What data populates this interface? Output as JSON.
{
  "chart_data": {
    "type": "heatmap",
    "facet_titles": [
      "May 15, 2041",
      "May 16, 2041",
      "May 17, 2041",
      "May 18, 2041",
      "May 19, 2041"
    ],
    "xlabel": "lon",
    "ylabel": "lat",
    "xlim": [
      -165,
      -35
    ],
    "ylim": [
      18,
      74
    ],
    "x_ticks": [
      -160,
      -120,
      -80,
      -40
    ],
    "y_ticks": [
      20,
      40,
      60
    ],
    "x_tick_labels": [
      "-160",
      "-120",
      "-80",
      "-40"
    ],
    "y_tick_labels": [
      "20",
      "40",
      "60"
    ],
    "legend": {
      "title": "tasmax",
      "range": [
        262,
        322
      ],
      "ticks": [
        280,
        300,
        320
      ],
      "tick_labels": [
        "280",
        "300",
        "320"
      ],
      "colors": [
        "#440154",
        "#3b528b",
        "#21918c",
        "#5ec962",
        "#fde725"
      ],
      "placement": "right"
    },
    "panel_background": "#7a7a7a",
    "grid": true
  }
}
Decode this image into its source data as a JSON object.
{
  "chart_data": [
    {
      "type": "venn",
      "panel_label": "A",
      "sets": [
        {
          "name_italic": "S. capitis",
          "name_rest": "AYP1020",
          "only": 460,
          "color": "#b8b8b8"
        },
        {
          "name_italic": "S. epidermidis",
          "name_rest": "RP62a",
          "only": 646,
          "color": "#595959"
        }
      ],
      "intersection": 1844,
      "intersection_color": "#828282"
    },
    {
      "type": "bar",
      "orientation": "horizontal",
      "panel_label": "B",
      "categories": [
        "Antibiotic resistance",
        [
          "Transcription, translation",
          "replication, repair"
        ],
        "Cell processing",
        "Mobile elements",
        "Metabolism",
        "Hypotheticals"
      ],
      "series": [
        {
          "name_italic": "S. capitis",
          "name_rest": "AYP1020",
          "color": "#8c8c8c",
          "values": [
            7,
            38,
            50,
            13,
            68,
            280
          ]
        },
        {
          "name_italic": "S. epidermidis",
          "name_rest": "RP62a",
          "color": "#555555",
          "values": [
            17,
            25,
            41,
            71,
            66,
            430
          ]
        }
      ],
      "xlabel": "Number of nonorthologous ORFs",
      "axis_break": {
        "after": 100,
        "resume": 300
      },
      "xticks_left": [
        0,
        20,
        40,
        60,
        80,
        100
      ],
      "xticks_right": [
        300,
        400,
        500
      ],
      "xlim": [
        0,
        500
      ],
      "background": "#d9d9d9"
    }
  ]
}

§ SHORT TASK
Extract the full listing above without altering anything.

§ SOLVED PROBLEM
What data populates this interface? Output as JSON.
{
  "chart_data": {
    "type": "heatmap",
    "facet_titles": [
      "May 15, 2041",
      "May 16, 2041",
      "May 17, 2041",
      "May 18, 2041",
      "May 19, 2041"
    ],
    "xlabel": "lon",
    "ylabel": "lat",
    "xlim": [
      -165,
      -35
    ],
    "ylim": [
      18,
      74
    ],
    "x_ticks": [
      -160,
      -120,
      -80,
      -40
    ],
    "y_ticks": [
      20,
      40,
      60
    ],
    "x_tick_labels": [
      "-160",
      "-120",
      "-80",
      "-40"
    ],
    "y_tick_labels": [
      "20",
      "40",
      "60"
    ],
    "legend": {
      "title": "tasmax",
      "range": [
        262,
        322
      ],
      "ticks": [
        280,
        300,
        320
      ],
      "tick_labels": [
        "280",
        "300",
        "320"
      ],
      "colors": [
        "#440154",
        "#3b528b",
        "#21918c",
        "#5ec962",
        "#fde725"
      ],
      "placement": "right"
    },
    "panel_background": "#7a7a7a",
    "grid": true
  }
}
Decode this image into its source data as a JSON object.
{
  "chart_data": [
    {
      "type": "venn",
      "panel_label": "A",
      "sets": [
        {
          "name_italic": "S. capitis",
          "name_rest": "AYP1020",
          "only": 460,
          "color": "#b8b8b8"
        },
        {
          "name_italic": "S. epidermidis",
          "name_rest": "RP62a",
          "only": 646,
          "color": "#595959"
        }
      ],
      "intersection": 1844,
      "intersection_color": "#828282"
    },
    {
      "type": "bar",
      "orientation": "horizontal",
      "panel_label": "B",
      "categories": [
        "Antibiotic resistance",
        [
          "Transcription, translation",
          "replication, repair"
        ],
        "Cell processing",
        "Mobile elements",
        "Metabolism",
        "Hypotheticals"
      ],
      "series": [
        {
          "name_italic": "S. capitis",
          "name_rest": "AYP1020",
          "color": "#8c8c8c",
          "values": [
            7,
            38,
            50,
            13,
            68,
            280
          ]
        },
        {
          "name_italic": "S. epidermidis",
          "name_rest": "RP62a",
          "color": "#555555",
          "values": [
            17,
            25,
            41,
            71,
            66,
            430
          ]
        }
      ],
      "xlabel": "Number of nonorthologous ORFs",
      "axis_break": {
        "after": 100,
        "resume": 300
      },
      "xticks_left": [
        0,
        20,
        40,
        60,
        80,
        100
      ],
      "xticks_right": [
        300,
        400,
        500
      ],
      "xlim": [
        0,
        500
      ],
      "background": "#d9d9d9"
    }
  ]
}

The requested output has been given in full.